[Problem details]
In the material below, list every line carrying the string "from".

§ §

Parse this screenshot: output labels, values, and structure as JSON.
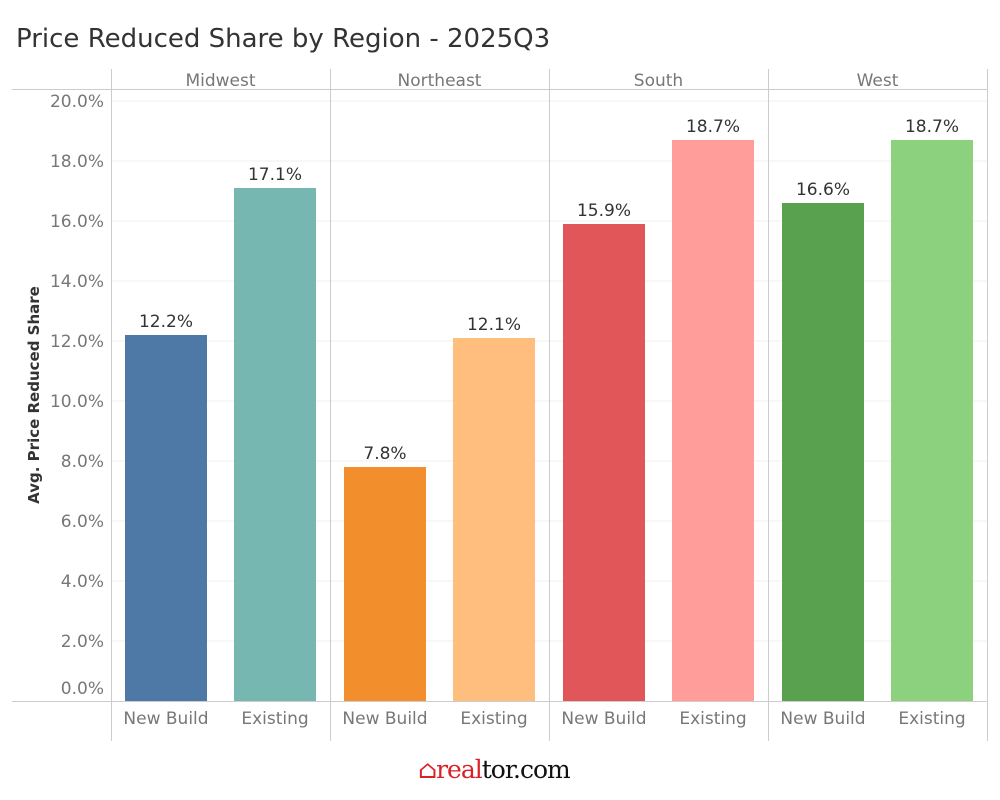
{
  "chart_data": {
    "type": "bar",
    "title": "Price Reduced Share by Region - 2025Q3",
    "xlabel": "",
    "ylabel": "Avg. Price Reduced Share",
    "ylim": [
      0,
      20
    ],
    "yticks": [
      "0.0%",
      "2.0%",
      "4.0%",
      "6.0%",
      "8.0%",
      "10.0%",
      "12.0%",
      "14.0%",
      "16.0%",
      "18.0%",
      "20.0%"
    ],
    "grid": true,
    "panels": [
      "Midwest",
      "Northeast",
      "South",
      "West"
    ],
    "categories": [
      "New Build",
      "Existing"
    ],
    "series": [
      {
        "name": "Midwest",
        "values": [
          12.2,
          17.1
        ],
        "labels": [
          "12.2%",
          "17.1%"
        ],
        "colors": [
          "#4e79a7",
          "#76b7b2"
        ]
      },
      {
        "name": "Northeast",
        "values": [
          7.8,
          12.1
        ],
        "labels": [
          "7.8%",
          "12.1%"
        ],
        "colors": [
          "#f28e2b",
          "#ffbe7d"
        ]
      },
      {
        "name": "South",
        "values": [
          15.9,
          18.7
        ],
        "labels": [
          "15.9%",
          "18.7%"
        ],
        "colors": [
          "#e15759",
          "#ff9d9a"
        ]
      },
      {
        "name": "West",
        "values": [
          16.6,
          18.7
        ],
        "labels": [
          "16.6%",
          "18.7%"
        ],
        "colors": [
          "#59a14f",
          "#8cd17d"
        ]
      }
    ]
  },
  "logo": {
    "part1": "real",
    "part2": "tor.com"
  }
}
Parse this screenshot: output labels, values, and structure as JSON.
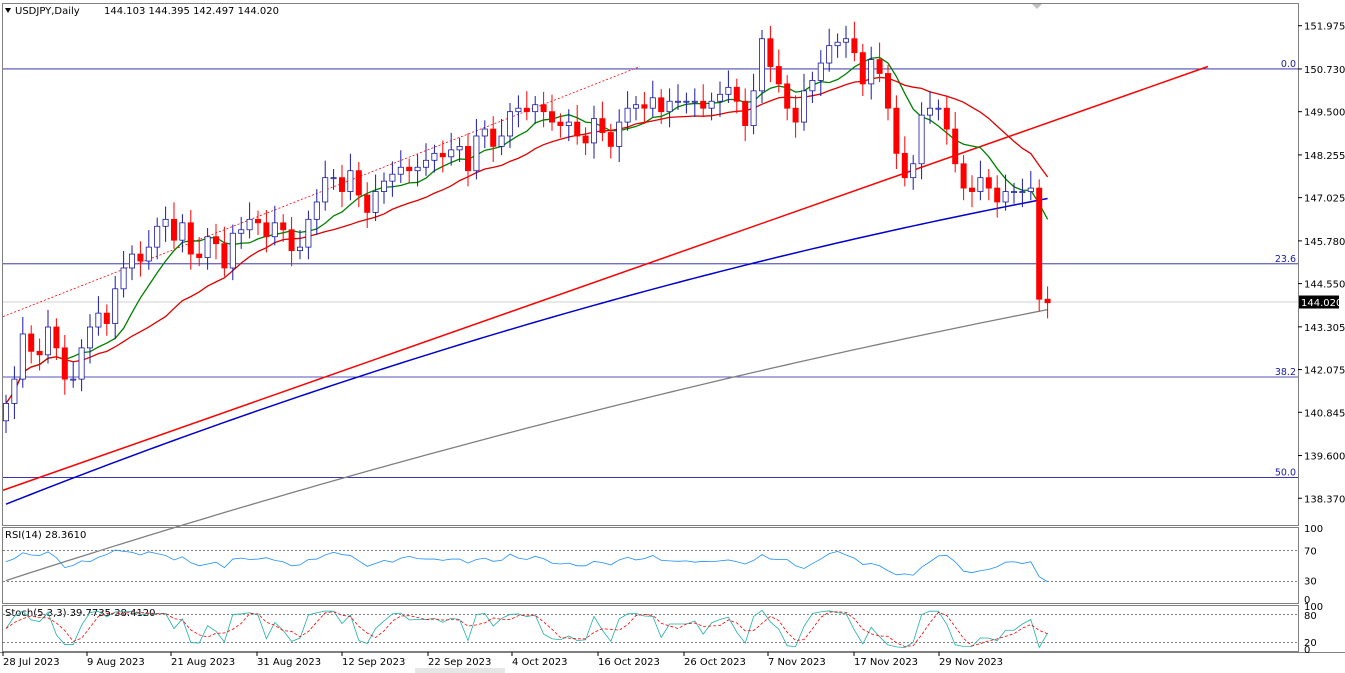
{
  "header": {
    "symbol_label": "USDJPY,Daily",
    "ohlc_text": "144.103 144.395 142.497 144.020"
  },
  "price_panel": {
    "ylim": [
      137.6,
      152.6
    ],
    "ticks": [
      "151.975",
      "150.730",
      "149.500",
      "148.255",
      "147.025",
      "145.780",
      "144.550",
      "143.305",
      "142.075",
      "140.845",
      "139.600",
      "138.370"
    ],
    "current_price_label": "144.020",
    "current_price": 144.02,
    "fib_levels": [
      {
        "label": "0.0",
        "price": 150.73
      },
      {
        "label": "23.6",
        "price": 145.12
      },
      {
        "label": "38.2",
        "price": 141.86
      },
      {
        "label": "50.0",
        "price": 138.97
      }
    ],
    "colors": {
      "bull_body": "#ffffff",
      "bull_border": "#1a1aa6",
      "bear": "#ff0000",
      "ma20": "#008000",
      "ma50": "#e00000",
      "ma100": "#0000cc",
      "ma200": "#808080",
      "trend": "#ff0000",
      "fib": "#1a1aa6"
    }
  },
  "rsi_panel": {
    "label": "RSI(14) 28.3610",
    "ticks": [
      "100",
      "70",
      "30",
      "0"
    ],
    "color": "#1e90ff"
  },
  "stoch_panel": {
    "label": "Stoch(5,3,3) 39.7735 38.4120",
    "ticks": [
      "100",
      "80",
      "20",
      "0"
    ],
    "main_color": "#20b2aa",
    "signal_color": "#ff0000"
  },
  "date_axis": {
    "labels": [
      "28 Jul 2023",
      "9 Aug 2023",
      "21 Aug 2023",
      "31 Aug 2023",
      "12 Sep 2023",
      "22 Sep 2023",
      "4 Oct 2023",
      "16 Oct 2023",
      "26 Oct 2023",
      "7 Nov 2023",
      "17 Nov 2023",
      "29 Nov 2023"
    ]
  },
  "chart_data": {
    "type": "candlestick",
    "symbol": "USDJPY",
    "timeframe": "Daily",
    "closes": [
      141.1,
      141.8,
      143.1,
      142.6,
      142.5,
      143.3,
      142.7,
      141.8,
      141.8,
      142.7,
      143.3,
      143.7,
      143.4,
      144.4,
      145.0,
      145.4,
      145.2,
      145.6,
      146.2,
      146.4,
      145.8,
      146.3,
      145.4,
      145.3,
      145.9,
      145.7,
      145.0,
      146.0,
      146.1,
      146.4,
      146.3,
      145.9,
      146.3,
      146.1,
      145.5,
      145.6,
      146.4,
      146.9,
      147.6,
      147.6,
      147.2,
      147.8,
      147.1,
      146.6,
      147.2,
      147.5,
      147.7,
      147.9,
      147.8,
      147.9,
      148.1,
      148.3,
      148.2,
      148.4,
      148.5,
      147.8,
      148.8,
      149.0,
      148.5,
      148.8,
      149.5,
      149.6,
      149.5,
      149.7,
      149.5,
      149.2,
      149.1,
      149.2,
      148.8,
      148.6,
      149.3,
      148.9,
      148.5,
      149.2,
      149.6,
      149.7,
      149.6,
      149.9,
      149.5,
      149.8,
      149.8,
      149.8,
      149.8,
      149.6,
      149.8,
      150.0,
      150.2,
      149.8,
      149.1,
      150.1,
      151.6,
      150.8,
      150.3,
      149.6,
      149.2,
      150.1,
      150.4,
      150.9,
      151.4,
      151.5,
      151.6,
      151.2,
      150.3,
      151.0,
      150.6,
      149.6,
      148.3,
      147.6,
      148.0,
      149.4,
      149.6,
      149.6,
      149.0,
      148.0,
      147.3,
      147.2,
      147.6,
      147.3,
      146.9,
      147.2,
      147.2,
      147.2,
      147.3,
      144.1,
      144.0
    ],
    "ma20_end": 147.7,
    "ma50_end": 148.4,
    "ma100_end": 147.0,
    "ma200_end": 143.8,
    "trendline": {
      "from": 138.6,
      "to": 150.8
    },
    "rsi_last": 28.361,
    "stoch_main_last": 39.7735,
    "stoch_signal_last": 38.412
  }
}
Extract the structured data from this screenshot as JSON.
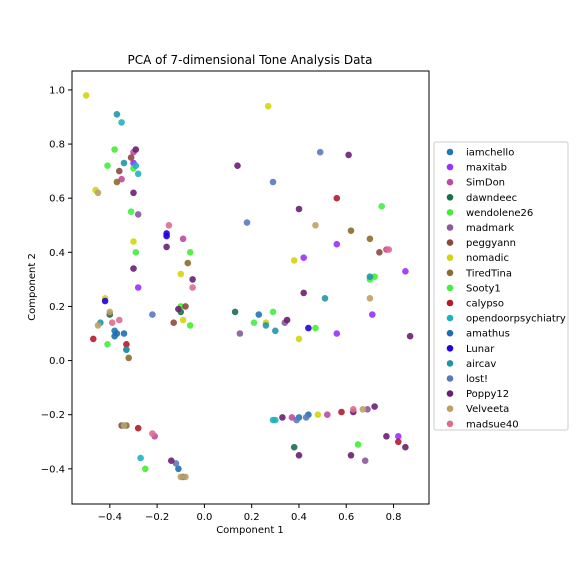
{
  "chart_data": {
    "type": "scatter",
    "title": "PCA of 7-dimensional Tone Analysis Data",
    "xlabel": "Component 1",
    "ylabel": "Component 2",
    "xlim": [
      -0.56,
      0.95
    ],
    "ylim": [
      -0.53,
      1.07
    ],
    "xticks": [
      {
        "value": -0.4,
        "label": "−0.4"
      },
      {
        "value": -0.2,
        "label": "−0.2"
      },
      {
        "value": 0.0,
        "label": "0.0"
      },
      {
        "value": 0.2,
        "label": "0.2"
      },
      {
        "value": 0.4,
        "label": "0.4"
      },
      {
        "value": 0.6,
        "label": "0.6"
      },
      {
        "value": 0.8,
        "label": "0.8"
      }
    ],
    "yticks": [
      {
        "value": -0.4,
        "label": "−0.4"
      },
      {
        "value": -0.2,
        "label": "−0.2"
      },
      {
        "value": 0.0,
        "label": "0.0"
      },
      {
        "value": 0.2,
        "label": "0.2"
      },
      {
        "value": 0.4,
        "label": "0.4"
      },
      {
        "value": 0.6,
        "label": "0.6"
      },
      {
        "value": 0.8,
        "label": "0.8"
      },
      {
        "value": 1.0,
        "label": "1.0"
      }
    ],
    "grid": false,
    "legend_position": "right",
    "series": [
      {
        "name": "iamchello",
        "color": "#1f77b4",
        "points": [
          [
            -0.38,
            0.11
          ],
          [
            0.23,
            0.17
          ],
          [
            0.4,
            -0.21
          ],
          [
            -0.33,
            0.04
          ]
        ]
      },
      {
        "name": "maxitab",
        "color": "#9b30ff",
        "points": [
          [
            -0.3,
            0.73
          ],
          [
            -0.28,
            0.27
          ],
          [
            0.42,
            0.38
          ],
          [
            0.56,
            0.43
          ],
          [
            0.85,
            0.33
          ],
          [
            0.56,
            0.1
          ],
          [
            0.71,
            0.17
          ],
          [
            0.82,
            -0.28
          ]
        ]
      },
      {
        "name": "SimDon",
        "color": "#c04aa0",
        "points": [
          [
            -0.3,
            0.77
          ],
          [
            -0.35,
            0.67
          ],
          [
            -0.09,
            0.45
          ],
          [
            0.37,
            -0.21
          ],
          [
            0.52,
            -0.2
          ],
          [
            0.77,
            0.41
          ],
          [
            -0.21,
            -0.28
          ]
        ]
      },
      {
        "name": "dawndeec",
        "color": "#1b6f4b",
        "points": [
          [
            0.13,
            0.18
          ],
          [
            0.38,
            -0.32
          ],
          [
            -0.1,
            0.18
          ],
          [
            -0.4,
            0.17
          ]
        ]
      },
      {
        "name": "wendolene26",
        "color": "#44ee33",
        "points": [
          [
            -0.38,
            0.78
          ],
          [
            -0.3,
            0.71
          ],
          [
            -0.1,
            0.2
          ],
          [
            -0.06,
            0.4
          ],
          [
            -0.06,
            0.13
          ],
          [
            0.47,
            0.12
          ],
          [
            0.65,
            -0.31
          ],
          [
            -0.25,
            -0.4
          ],
          [
            0.72,
            0.31
          ]
        ]
      },
      {
        "name": "madmark",
        "color": "#8a5a9a",
        "points": [
          [
            -0.28,
            0.54
          ],
          [
            0.15,
            0.1
          ],
          [
            0.34,
            0.14
          ],
          [
            0.68,
            -0.37
          ],
          [
            0.69,
            -0.18
          ]
        ]
      },
      {
        "name": "peggyann",
        "color": "#8b4a3e",
        "points": [
          [
            -0.36,
            0.7
          ],
          [
            -0.31,
            0.75
          ],
          [
            -0.08,
            0.2
          ],
          [
            -0.35,
            -0.24
          ],
          [
            -0.13,
            0.14
          ],
          [
            0.74,
            0.4
          ]
        ]
      },
      {
        "name": "nomadic",
        "color": "#d4d412",
        "points": [
          [
            -0.5,
            0.98
          ],
          [
            0.27,
            0.94
          ],
          [
            -0.46,
            0.63
          ],
          [
            0.38,
            0.37
          ],
          [
            -0.3,
            0.44
          ],
          [
            0.4,
            0.08
          ],
          [
            -0.09,
            0.15
          ],
          [
            0.26,
            0.14
          ],
          [
            -0.1,
            0.32
          ],
          [
            0.48,
            -0.2
          ],
          [
            -0.42,
            0.23
          ]
        ]
      },
      {
        "name": "TiredTina",
        "color": "#8b6b2e",
        "points": [
          [
            -0.37,
            0.66
          ],
          [
            -0.07,
            0.36
          ],
          [
            0.7,
            0.45
          ],
          [
            0.62,
            0.48
          ],
          [
            -0.32,
            0.01
          ],
          [
            -0.33,
            -0.24
          ]
        ]
      },
      {
        "name": "Sooty1",
        "color": "#44ee44",
        "points": [
          [
            -0.41,
            0.72
          ],
          [
            -0.31,
            0.55
          ],
          [
            -0.29,
            0.4
          ],
          [
            -0.41,
            0.06
          ],
          [
            0.29,
            0.18
          ],
          [
            0.7,
            0.3
          ],
          [
            0.75,
            0.57
          ],
          [
            0.21,
            0.14
          ]
        ]
      },
      {
        "name": "calypso",
        "color": "#b01c2c",
        "points": [
          [
            0.56,
            0.6
          ],
          [
            -0.47,
            0.08
          ],
          [
            -0.33,
            0.06
          ],
          [
            0.58,
            -0.19
          ],
          [
            -0.28,
            -0.25
          ],
          [
            0.82,
            -0.3
          ]
        ]
      },
      {
        "name": "opendoorpsychiatry",
        "color": "#1fb2c2",
        "points": [
          [
            -0.35,
            0.88
          ],
          [
            -0.28,
            0.69
          ],
          [
            -0.29,
            0.72
          ],
          [
            -0.27,
            -0.36
          ],
          [
            0.29,
            -0.22
          ],
          [
            0.3,
            -0.22
          ],
          [
            -0.34,
            -0.24
          ]
        ]
      },
      {
        "name": "amathus",
        "color": "#1f6fb0",
        "points": [
          [
            -0.38,
            0.09
          ],
          [
            -0.34,
            0.1
          ],
          [
            -0.37,
            0.1
          ],
          [
            0.44,
            -0.2
          ],
          [
            -0.11,
            -0.4
          ],
          [
            -0.09,
            -0.43
          ]
        ]
      },
      {
        "name": "Lunar",
        "color": "#2200dd",
        "points": [
          [
            -0.42,
            0.22
          ],
          [
            0.44,
            0.12
          ],
          [
            -0.16,
            0.46
          ],
          [
            -0.16,
            0.47
          ]
        ]
      },
      {
        "name": "aircav",
        "color": "#2196a8",
        "points": [
          [
            -0.37,
            0.91
          ],
          [
            -0.34,
            0.73
          ],
          [
            -0.44,
            0.14
          ],
          [
            0.3,
            0.11
          ],
          [
            0.51,
            0.23
          ],
          [
            0.7,
            0.31
          ],
          [
            0.26,
            0.13
          ],
          [
            -0.33,
            0.04
          ]
        ]
      },
      {
        "name": "lost!",
        "color": "#5a7abf",
        "points": [
          [
            0.49,
            0.77
          ],
          [
            0.29,
            0.66
          ],
          [
            0.18,
            0.51
          ],
          [
            -0.22,
            0.17
          ],
          [
            0.43,
            -0.21
          ],
          [
            -0.12,
            -0.38
          ],
          [
            0.39,
            -0.22
          ]
        ]
      },
      {
        "name": "Poppy12",
        "color": "#6a2070",
        "points": [
          [
            -0.29,
            0.78
          ],
          [
            0.61,
            0.76
          ],
          [
            0.14,
            0.72
          ],
          [
            -0.3,
            0.62
          ],
          [
            0.4,
            0.56
          ],
          [
            -0.16,
            0.42
          ],
          [
            0.42,
            0.25
          ],
          [
            -0.11,
            0.19
          ],
          [
            -0.3,
            0.34
          ],
          [
            0.35,
            0.15
          ],
          [
            -0.05,
            0.3
          ],
          [
            0.87,
            0.09
          ],
          [
            0.63,
            -0.19
          ],
          [
            0.72,
            -0.17
          ],
          [
            0.77,
            -0.28
          ],
          [
            0.4,
            -0.35
          ],
          [
            0.62,
            -0.35
          ],
          [
            0.85,
            -0.32
          ],
          [
            0.33,
            -0.21
          ],
          [
            -0.14,
            -0.37
          ]
        ]
      },
      {
        "name": "Velveeta",
        "color": "#bfa063",
        "points": [
          [
            -0.45,
            0.62
          ],
          [
            0.47,
            0.5
          ],
          [
            0.7,
            0.23
          ],
          [
            -0.45,
            0.13
          ],
          [
            -0.4,
            0.18
          ],
          [
            -0.34,
            -0.24
          ],
          [
            0.67,
            -0.18
          ],
          [
            -0.1,
            -0.43
          ],
          [
            -0.08,
            -0.43
          ]
        ]
      },
      {
        "name": "madsue40",
        "color": "#e06c8c",
        "points": [
          [
            -0.15,
            0.5
          ],
          [
            -0.05,
            0.27
          ],
          [
            -0.39,
            0.14
          ],
          [
            0.78,
            0.41
          ],
          [
            -0.36,
            0.15
          ],
          [
            0.63,
            -0.18
          ],
          [
            -0.22,
            -0.27
          ]
        ]
      }
    ]
  }
}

§ §

[Full solution]
      "from": 138.6,
Extract the structured data from this screenshot as JSON.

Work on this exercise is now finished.